== THE DATA ==
------------------------------------------------------------------------

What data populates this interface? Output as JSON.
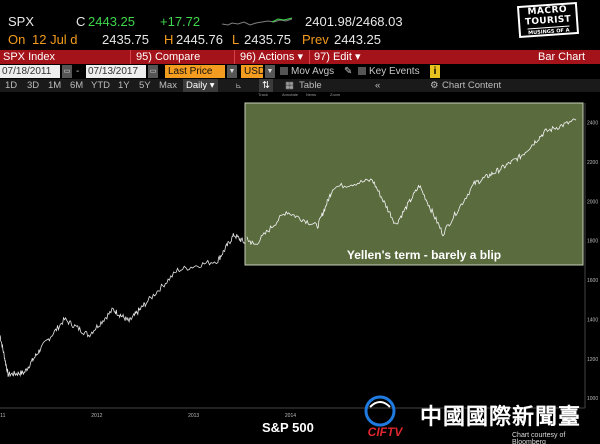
{
  "quote": {
    "ticker": "SPX",
    "c_label": "C",
    "last": "2443.25",
    "change": "+17.72",
    "range": "2401.98/2468.03",
    "on_label": "On",
    "date": "12 Jul d",
    "open": "2435.75",
    "h_label": "H",
    "high": "2445.76",
    "l_label": "L",
    "low": "2435.75",
    "prev_label": "Prev",
    "prev": "2443.25"
  },
  "logo": {
    "line1": "MACRO",
    "line2": "TOURIST",
    "line3": "MUSINGS OF A"
  },
  "function_bar": {
    "security": "SPX Index",
    "compare": "95) Compare",
    "actions": "96) Actions ▾",
    "edit": "97) Edit ▾",
    "bar_chart": "Bar Chart"
  },
  "controls": {
    "start_date": "07/18/2011",
    "end_date": "07/13/2017",
    "price_type": "Last Price",
    "currency": "USD",
    "mov_avgs": "Mov Avgs",
    "key_events": "Key Events",
    "key_events_icon": "i"
  },
  "toolbar": {
    "periods": [
      "1D",
      "3D",
      "1M",
      "6M",
      "YTD",
      "1Y",
      "5Y",
      "Max"
    ],
    "frequency": "Daily ▾",
    "table": "Table",
    "chart_content": "Chart Content"
  },
  "annotation": "Yellen's term - barely a blip",
  "mini_tools": [
    "Track",
    "Annotate",
    "News",
    "Zoom"
  ],
  "caption": "S&P 500",
  "watermark": {
    "ciftv": "CIFTV",
    "chinese": "中國國際新聞臺",
    "courtesy": "Chart courtesy of Bloomberg"
  },
  "colors": {
    "function_bar": "#a5131a",
    "positive": "#3fd64a",
    "label_orange": "#f39c1f",
    "highlight": "#5a6b3e"
  },
  "chart_data": {
    "type": "line",
    "title": "",
    "xlabel": "",
    "ylabel": "",
    "x_ticks": [
      "2011",
      "2012",
      "2013",
      "2014"
    ],
    "y_ticks": [
      1000,
      1200,
      1400,
      1600,
      1800,
      2000,
      2200,
      2400
    ],
    "ylim": [
      950,
      2500
    ],
    "grid": false,
    "series": [
      {
        "values": [
          {
            "x": "2011-07",
            "y": 1320
          },
          {
            "x": "2011-08",
            "y": 1120
          },
          {
            "x": "2011-10",
            "y": 1130
          },
          {
            "x": "2011-12",
            "y": 1250
          },
          {
            "x": "2012-03",
            "y": 1400
          },
          {
            "x": "2012-06",
            "y": 1320
          },
          {
            "x": "2012-09",
            "y": 1450
          },
          {
            "x": "2012-11",
            "y": 1390
          },
          {
            "x": "2013-01",
            "y": 1480
          },
          {
            "x": "2013-05",
            "y": 1650
          },
          {
            "x": "2013-10",
            "y": 1700
          },
          {
            "x": "2013-12",
            "y": 1830
          },
          {
            "x": "2014-02",
            "y": 1770
          },
          {
            "x": "2014-06",
            "y": 1950
          },
          {
            "x": "2014-10",
            "y": 1870
          },
          {
            "x": "2014-12",
            "y": 2080
          },
          {
            "x": "2015-05",
            "y": 2120
          },
          {
            "x": "2015-08",
            "y": 1880
          },
          {
            "x": "2015-11",
            "y": 2090
          },
          {
            "x": "2016-02",
            "y": 1830
          },
          {
            "x": "2016-06",
            "y": 2100
          },
          {
            "x": "2016-09",
            "y": 2170
          },
          {
            "x": "2016-12",
            "y": 2250
          },
          {
            "x": "2017-03",
            "y": 2380
          },
          {
            "x": "2017-07",
            "y": 2443
          }
        ]
      }
    ]
  }
}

------------------------------------------------------------------------

== YOUR OBJECTIVE ==
Using the data above, write out every line exactly, leaving the images behind.

== RESPONSE TO THE TASK ==
What data populates this interface? Output as JSON.
{
  "quote": {
    "ticker": "SPX",
    "c_label": "C",
    "last": "2443.25",
    "change": "+17.72",
    "range": "2401.98/2468.03",
    "on_label": "On",
    "date": "12 Jul d",
    "open": "2435.75",
    "h_label": "H",
    "high": "2445.76",
    "l_label": "L",
    "low": "2435.75",
    "prev_label": "Prev",
    "prev": "2443.25"
  },
  "logo": {
    "line1": "MACRO",
    "line2": "TOURIST",
    "line3": "MUSINGS OF A"
  },
  "function_bar": {
    "security": "SPX Index",
    "compare": "95) Compare",
    "actions": "96) Actions ▾",
    "edit": "97) Edit ▾",
    "bar_chart": "Bar Chart"
  },
  "controls": {
    "start_date": "07/18/2011",
    "end_date": "07/13/2017",
    "price_type": "Last Price",
    "currency": "USD",
    "mov_avgs": "Mov Avgs",
    "key_events": "Key Events",
    "key_events_icon": "i"
  },
  "toolbar": {
    "periods": [
      "1D",
      "3D",
      "1M",
      "6M",
      "YTD",
      "1Y",
      "5Y",
      "Max"
    ],
    "frequency": "Daily ▾",
    "table": "Table",
    "chart_content": "Chart Content"
  },
  "annotation": "Yellen's term - barely a blip",
  "mini_tools": [
    "Track",
    "Annotate",
    "News",
    "Zoom"
  ],
  "caption": "S&P 500",
  "watermark": {
    "ciftv": "CIFTV",
    "chinese": "中國國際新聞臺",
    "courtesy": "Chart courtesy of Bloomberg"
  },
  "colors": {
    "function_bar": "#a5131a",
    "positive": "#3fd64a",
    "label_orange": "#f39c1f",
    "highlight": "#5a6b3e"
  },
  "chart_data": {
    "type": "line",
    "title": "",
    "xlabel": "",
    "ylabel": "",
    "x_ticks": [
      "2011",
      "2012",
      "2013",
      "2014"
    ],
    "y_ticks": [
      1000,
      1200,
      1400,
      1600,
      1800,
      2000,
      2200,
      2400
    ],
    "ylim": [
      950,
      2500
    ],
    "grid": false,
    "series": [
      {
        "values": [
          {
            "x": "2011-07",
            "y": 1320
          },
          {
            "x": "2011-08",
            "y": 1120
          },
          {
            "x": "2011-10",
            "y": 1130
          },
          {
            "x": "2011-12",
            "y": 1250
          },
          {
            "x": "2012-03",
            "y": 1400
          },
          {
            "x": "2012-06",
            "y": 1320
          },
          {
            "x": "2012-09",
            "y": 1450
          },
          {
            "x": "2012-11",
            "y": 1390
          },
          {
            "x": "2013-01",
            "y": 1480
          },
          {
            "x": "2013-05",
            "y": 1650
          },
          {
            "x": "2013-10",
            "y": 1700
          },
          {
            "x": "2013-12",
            "y": 1830
          },
          {
            "x": "2014-02",
            "y": 1770
          },
          {
            "x": "2014-06",
            "y": 1950
          },
          {
            "x": "2014-10",
            "y": 1870
          },
          {
            "x": "2014-12",
            "y": 2080
          },
          {
            "x": "2015-05",
            "y": 2120
          },
          {
            "x": "2015-08",
            "y": 1880
          },
          {
            "x": "2015-11",
            "y": 2090
          },
          {
            "x": "2016-02",
            "y": 1830
          },
          {
            "x": "2016-06",
            "y": 2100
          },
          {
            "x": "2016-09",
            "y": 2170
          },
          {
            "x": "2016-12",
            "y": 2250
          },
          {
            "x": "2017-03",
            "y": 2380
          },
          {
            "x": "2017-07",
            "y": 2443
          }
        ]
      }
    ]
  }
}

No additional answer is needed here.